(Text segment)
---
If you are open to options other than NLTK, check out TextBlob. It extracts all nouns and noun phrases easily:
>>> from textblob import TextBlob
>>> txt = """Natural language processing (NLP) is a field of computer science, artificial intelligence, and computational linguistics concerned with the inter
actions between computers and human (natural) languages."""
>>> blob = TextBlob(txt)
>>> print(blob.noun_phrases)
[u'natural language processing', 'nlp', u'computer science', u'artificial intelligence', u'computational linguistics']
import nltk
lines = 'lines is some string of words'
# function to test if something is a noun
is_noun = lambda pos: pos[:2] == 'NN'
# do the nlp stuff
tokenized = nltk.word_tokenize(lines)
nouns = [word for (word, pos) in nltk.pos_tag(tokenized) if is_noun(pos)]
print nouns
>>> ['lines', 'string', 'words']
Useful tip: it is often the case that list comprehensions are a faster method of building a list than adding elements to a list with the .insert() or append() method, within a 'for' loop.
You can achieve good results using nltk, Textblob, SpaCy or any of the many other libraries out there. These libraries will all do the job but with different degrees of efficiency.
import nltk
from textblob import TextBlob
import spacy
nlp = spacy.load('en')
nlp1 = spacy.load('en_core_web_lg')
---
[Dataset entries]
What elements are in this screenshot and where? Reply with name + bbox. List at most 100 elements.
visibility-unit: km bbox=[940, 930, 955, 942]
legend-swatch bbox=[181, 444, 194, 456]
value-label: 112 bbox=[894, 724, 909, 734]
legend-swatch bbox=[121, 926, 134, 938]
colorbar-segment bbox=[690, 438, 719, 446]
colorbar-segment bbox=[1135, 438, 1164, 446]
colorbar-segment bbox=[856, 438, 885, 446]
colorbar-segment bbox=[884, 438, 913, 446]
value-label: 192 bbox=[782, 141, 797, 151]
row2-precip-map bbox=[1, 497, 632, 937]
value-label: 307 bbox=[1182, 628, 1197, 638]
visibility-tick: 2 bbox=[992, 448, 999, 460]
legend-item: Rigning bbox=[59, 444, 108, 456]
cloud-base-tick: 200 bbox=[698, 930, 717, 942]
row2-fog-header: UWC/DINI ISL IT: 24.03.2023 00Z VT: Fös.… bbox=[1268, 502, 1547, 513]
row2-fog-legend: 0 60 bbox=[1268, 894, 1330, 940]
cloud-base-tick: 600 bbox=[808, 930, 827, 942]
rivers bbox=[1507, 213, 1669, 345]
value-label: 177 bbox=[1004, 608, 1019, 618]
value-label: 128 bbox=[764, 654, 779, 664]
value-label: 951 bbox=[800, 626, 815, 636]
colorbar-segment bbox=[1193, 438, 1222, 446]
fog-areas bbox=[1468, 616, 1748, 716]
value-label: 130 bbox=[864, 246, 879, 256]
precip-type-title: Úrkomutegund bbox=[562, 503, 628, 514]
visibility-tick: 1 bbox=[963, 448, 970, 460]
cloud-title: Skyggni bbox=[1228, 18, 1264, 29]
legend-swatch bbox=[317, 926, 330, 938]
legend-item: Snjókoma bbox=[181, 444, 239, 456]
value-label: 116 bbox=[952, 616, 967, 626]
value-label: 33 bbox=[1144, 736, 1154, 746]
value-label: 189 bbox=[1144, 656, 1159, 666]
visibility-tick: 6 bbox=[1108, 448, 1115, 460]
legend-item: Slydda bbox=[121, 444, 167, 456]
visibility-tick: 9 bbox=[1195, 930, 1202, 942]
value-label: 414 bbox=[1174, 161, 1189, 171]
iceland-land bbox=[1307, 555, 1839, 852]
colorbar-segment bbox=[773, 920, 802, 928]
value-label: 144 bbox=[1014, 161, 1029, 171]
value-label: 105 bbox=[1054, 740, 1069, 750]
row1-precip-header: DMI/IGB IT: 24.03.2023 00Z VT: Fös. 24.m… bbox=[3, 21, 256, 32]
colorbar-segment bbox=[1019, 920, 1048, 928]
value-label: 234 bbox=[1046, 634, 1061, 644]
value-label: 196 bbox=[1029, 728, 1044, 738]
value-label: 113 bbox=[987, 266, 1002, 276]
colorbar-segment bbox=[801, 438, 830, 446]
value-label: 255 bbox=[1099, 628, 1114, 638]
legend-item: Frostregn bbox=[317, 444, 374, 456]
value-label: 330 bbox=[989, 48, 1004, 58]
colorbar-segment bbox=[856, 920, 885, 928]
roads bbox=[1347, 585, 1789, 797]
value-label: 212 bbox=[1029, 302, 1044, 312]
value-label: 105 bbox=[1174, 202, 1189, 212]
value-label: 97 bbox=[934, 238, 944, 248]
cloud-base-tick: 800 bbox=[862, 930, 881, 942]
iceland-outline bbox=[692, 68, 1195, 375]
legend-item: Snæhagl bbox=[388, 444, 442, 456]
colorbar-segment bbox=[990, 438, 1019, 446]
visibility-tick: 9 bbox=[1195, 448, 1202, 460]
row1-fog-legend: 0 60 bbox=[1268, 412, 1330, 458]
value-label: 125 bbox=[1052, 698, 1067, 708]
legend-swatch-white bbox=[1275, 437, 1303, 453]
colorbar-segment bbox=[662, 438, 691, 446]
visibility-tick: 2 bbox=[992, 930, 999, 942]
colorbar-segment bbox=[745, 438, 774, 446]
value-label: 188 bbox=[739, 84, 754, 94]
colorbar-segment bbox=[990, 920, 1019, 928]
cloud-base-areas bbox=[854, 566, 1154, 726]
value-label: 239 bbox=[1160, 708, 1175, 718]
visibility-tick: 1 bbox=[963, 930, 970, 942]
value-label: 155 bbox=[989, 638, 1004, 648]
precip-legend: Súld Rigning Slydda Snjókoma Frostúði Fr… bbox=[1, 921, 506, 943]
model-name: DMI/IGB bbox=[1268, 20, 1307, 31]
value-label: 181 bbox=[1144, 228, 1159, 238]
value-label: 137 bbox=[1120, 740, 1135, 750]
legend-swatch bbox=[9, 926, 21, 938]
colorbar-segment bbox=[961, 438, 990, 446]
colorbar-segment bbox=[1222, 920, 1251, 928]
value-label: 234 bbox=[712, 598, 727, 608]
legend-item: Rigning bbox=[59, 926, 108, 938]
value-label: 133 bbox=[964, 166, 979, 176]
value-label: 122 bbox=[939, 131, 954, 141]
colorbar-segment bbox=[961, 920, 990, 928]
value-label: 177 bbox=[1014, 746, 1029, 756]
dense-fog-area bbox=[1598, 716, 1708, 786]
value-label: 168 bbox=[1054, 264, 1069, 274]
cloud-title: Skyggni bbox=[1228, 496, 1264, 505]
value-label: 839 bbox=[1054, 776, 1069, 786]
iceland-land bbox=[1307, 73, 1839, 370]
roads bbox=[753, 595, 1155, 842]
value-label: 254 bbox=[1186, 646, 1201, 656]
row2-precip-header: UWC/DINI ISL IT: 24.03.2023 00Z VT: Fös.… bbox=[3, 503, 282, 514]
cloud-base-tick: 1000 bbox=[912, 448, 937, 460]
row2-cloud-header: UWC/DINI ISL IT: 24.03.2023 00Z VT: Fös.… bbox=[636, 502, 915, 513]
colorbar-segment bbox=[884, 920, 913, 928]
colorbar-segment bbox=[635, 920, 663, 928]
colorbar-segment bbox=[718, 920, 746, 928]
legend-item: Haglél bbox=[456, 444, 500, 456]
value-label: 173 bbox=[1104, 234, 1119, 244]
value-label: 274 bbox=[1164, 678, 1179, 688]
---
(Action item) According to the text on extracting nouns, what method of building a list is often faster than adding elements with .insert() or append() inside a 'for' loop?

(Solution to this task) List comprehensions.